# WORK TO BE COMPLETED
Transcribe the full listing word for word, leaving nothing out.

# TASK MATERIAL
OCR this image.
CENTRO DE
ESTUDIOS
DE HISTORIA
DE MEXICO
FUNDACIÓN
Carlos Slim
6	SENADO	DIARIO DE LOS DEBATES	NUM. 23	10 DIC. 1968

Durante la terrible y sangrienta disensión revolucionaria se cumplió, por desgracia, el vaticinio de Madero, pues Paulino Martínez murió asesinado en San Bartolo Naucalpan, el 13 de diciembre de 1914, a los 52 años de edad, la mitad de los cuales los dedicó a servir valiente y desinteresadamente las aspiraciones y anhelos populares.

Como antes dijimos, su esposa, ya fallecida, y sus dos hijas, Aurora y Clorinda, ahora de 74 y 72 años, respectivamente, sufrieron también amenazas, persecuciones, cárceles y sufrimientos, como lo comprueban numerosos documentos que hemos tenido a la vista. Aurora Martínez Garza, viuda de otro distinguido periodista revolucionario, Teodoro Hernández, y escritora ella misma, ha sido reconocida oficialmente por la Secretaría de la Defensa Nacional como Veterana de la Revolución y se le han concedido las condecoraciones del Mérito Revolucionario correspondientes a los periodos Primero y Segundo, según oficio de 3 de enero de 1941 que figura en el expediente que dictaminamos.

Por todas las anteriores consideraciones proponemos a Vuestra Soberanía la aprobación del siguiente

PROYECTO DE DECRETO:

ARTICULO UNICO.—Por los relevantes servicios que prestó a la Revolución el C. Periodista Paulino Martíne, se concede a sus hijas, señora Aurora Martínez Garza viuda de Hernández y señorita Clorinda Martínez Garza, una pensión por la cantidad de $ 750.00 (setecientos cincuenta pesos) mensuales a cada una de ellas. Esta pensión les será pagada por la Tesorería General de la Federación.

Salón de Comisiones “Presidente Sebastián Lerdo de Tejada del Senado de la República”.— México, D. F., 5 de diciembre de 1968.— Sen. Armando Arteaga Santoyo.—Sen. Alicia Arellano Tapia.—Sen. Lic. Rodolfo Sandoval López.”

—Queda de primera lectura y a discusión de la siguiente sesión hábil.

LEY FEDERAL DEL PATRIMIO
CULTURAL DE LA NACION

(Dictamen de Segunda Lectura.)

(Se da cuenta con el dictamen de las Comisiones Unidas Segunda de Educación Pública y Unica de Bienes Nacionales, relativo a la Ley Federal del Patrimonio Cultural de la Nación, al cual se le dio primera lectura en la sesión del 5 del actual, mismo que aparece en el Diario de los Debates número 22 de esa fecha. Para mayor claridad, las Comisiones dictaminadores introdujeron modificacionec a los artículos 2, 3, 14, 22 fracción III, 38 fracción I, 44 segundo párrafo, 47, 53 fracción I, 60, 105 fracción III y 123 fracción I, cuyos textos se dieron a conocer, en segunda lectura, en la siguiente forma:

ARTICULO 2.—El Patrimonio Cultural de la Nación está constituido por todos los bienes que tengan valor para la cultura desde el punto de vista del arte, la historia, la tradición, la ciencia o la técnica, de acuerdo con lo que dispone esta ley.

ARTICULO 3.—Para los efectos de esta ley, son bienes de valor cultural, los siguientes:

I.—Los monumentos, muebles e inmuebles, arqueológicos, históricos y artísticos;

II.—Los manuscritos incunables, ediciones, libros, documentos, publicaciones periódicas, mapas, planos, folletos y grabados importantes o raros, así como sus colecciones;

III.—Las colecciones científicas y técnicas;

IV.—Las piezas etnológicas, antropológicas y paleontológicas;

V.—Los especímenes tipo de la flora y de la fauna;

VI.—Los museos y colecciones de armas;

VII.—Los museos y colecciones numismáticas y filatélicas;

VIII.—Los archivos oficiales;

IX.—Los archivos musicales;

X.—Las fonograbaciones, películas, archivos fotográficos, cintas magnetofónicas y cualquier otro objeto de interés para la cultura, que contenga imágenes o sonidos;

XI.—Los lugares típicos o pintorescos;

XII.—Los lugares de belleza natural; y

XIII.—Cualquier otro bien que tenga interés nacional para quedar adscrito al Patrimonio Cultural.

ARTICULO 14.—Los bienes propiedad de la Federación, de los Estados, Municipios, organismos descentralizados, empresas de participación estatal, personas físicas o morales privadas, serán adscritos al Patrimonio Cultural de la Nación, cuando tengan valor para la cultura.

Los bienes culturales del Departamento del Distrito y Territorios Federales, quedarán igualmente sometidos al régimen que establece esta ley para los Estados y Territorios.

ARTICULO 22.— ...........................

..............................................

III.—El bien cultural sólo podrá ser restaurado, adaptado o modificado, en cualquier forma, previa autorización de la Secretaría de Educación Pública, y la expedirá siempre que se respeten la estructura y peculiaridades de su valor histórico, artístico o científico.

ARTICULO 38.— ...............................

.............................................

# FINISHED EXERCISE
OCR this image.
CENTRO DE
ESTUDIOS
DE HISTORIA
DE MEXICO
FUNDACIÓN
Carlos Slim
6	SENADO	DIARIO DE LOS DEBATES	NUM. 23	10 DIC. 1968

Durante la terrible y sangrienta disensión revolucionaria se cumplió, por desgracia, el vaticinio de Madero, pues Paulino Martínez murió asesinado en San Bartolo Naucalpan, el 13 de diciembre de 1914, a los 52 años de edad, la mitad de los cuales los dedicó a servir valiente y desinteresadamente las aspiraciones y anhelos populares.

Como antes dijimos, su esposa, ya fallecida, y sus dos hijas, Aurora y Clorinda, ahora de 74 y 72 años, respectivamente, sufrieron también amenazas, persecuciones, cárceles y sufrimientos, como lo comprueban numerosos documentos que hemos tenido a la vista. Aurora Martínez Garza, viuda de otro distinguido periodista revolucionario, Teodoro Hernández, y escritora ella misma, ha sido reconocida oficialmente por la Secretaría de la Defensa Nacional como Veterana de la Revolución y se le han concedido las condecoraciones del Mérito Revolucionario correspondientes a los periodos Primero y Segundo, según oficio de 3 de enero de 1941 que figura en el expediente que dictaminamos.

Por todas las anteriores consideraciones proponemos a Vuestra Soberanía la aprobación del siguiente

PROYECTO DE DECRETO:

ARTICULO UNICO.—Por los relevantes servicios que prestó a la Revolución el C. Periodista Paulino Martíne, se concede a sus hijas, señora Aurora Martínez Garza viuda de Hernández y señorita Clorinda Martínez Garza, una pensión por la cantidad de $ 750.00 (setecientos cincuenta pesos) mensuales a cada una de ellas. Esta pensión les será pagada por la Tesorería General de la Federación.

Salón de Comisiones “Presidente Sebastián Lerdo de Tejada del Senado de la República”.— México, D. F., 5 de diciembre de 1968.— Sen. Armando Arteaga Santoyo.—Sen. Alicia Arellano Tapia.—Sen. Lic. Rodolfo Sandoval López.”

—Queda de primera lectura y a discusión de la siguiente sesión hábil.

LEY FEDERAL DEL PATRIMIO
CULTURAL DE LA NACION

(Dictamen de Segunda Lectura.)

(Se da cuenta con el dictamen de las Comisiones Unidas Segunda de Educación Pública y Unica de Bienes Nacionales, relativo a la Ley Federal del Patrimonio Cultural de la Nación, al cual se le dio primera lectura en la sesión del 5 del actual, mismo que aparece en el Diario de los Debates número 22 de esa fecha. Para mayor claridad, las Comisiones dictaminadores introdujeron modificacionec a los artículos 2, 3, 14, 22 fracción III, 38 fracción I, 44 segundo párrafo, 47, 53 fracción I, 60, 105 fracción III y 123 fracción I, cuyos textos se dieron a conocer, en segunda lectura, en la siguiente forma:

ARTICULO 2.—El Patrimonio Cultural de la Nación está constituido por todos los bienes que tengan valor para la cultura desde el punto de vista del arte, la historia, la tradición, la ciencia o la técnica, de acuerdo con lo que dispone esta ley.

ARTICULO 3.—Para los efectos de esta ley, son bienes de valor cultural, los siguientes:

I.—Los monumentos, muebles e inmuebles, arqueológicos, históricos y artísticos;

II.—Los manuscritos incunables, ediciones, libros, documentos, publicaciones periódicas, mapas, planos, folletos y grabados importantes o raros, así como sus colecciones;

III.—Las colecciones científicas y técnicas;

IV.—Las piezas etnológicas, antropológicas y paleontológicas;

V.—Los especímenes tipo de la flora y de la fauna;

VI.—Los museos y colecciones de armas;

VII.—Los museos y colecciones numismáticas y filatélicas;

VIII.—Los archivos oficiales;

IX.—Los archivos musicales;

X.—Las fonograbaciones, películas, archivos fotográficos, cintas magnetofónicas y cualquier otro objeto de interés para la cultura, que contenga imágenes o sonidos;

XI.—Los lugares típicos o pintorescos;

XII.—Los lugares de belleza natural; y

XIII.—Cualquier otro bien que tenga interés nacional para quedar adscrito al Patrimonio Cultural.

ARTICULO 14.—Los bienes propiedad de la Federación, de los Estados, Municipios, organismos descentralizados, empresas de participación estatal, personas físicas o morales privadas, serán adscritos al Patrimonio Cultural de la Nación, cuando tengan valor para la cultura.

Los bienes culturales del Departamento del Distrito y Territorios Federales, quedarán igualmente sometidos al régimen que establece esta ley para los Estados y Territorios.

ARTICULO 22.— ...........................

..............................................

III.—El bien cultural sólo podrá ser restaurado, adaptado o modificado, en cualquier forma, previa autorización de la Secretaría de Educación Pública, y la expedirá siempre que se respeten la estructura y peculiaridades de su valor histórico, artístico o científico.

ARTICULO 38.— ...............................

.............................................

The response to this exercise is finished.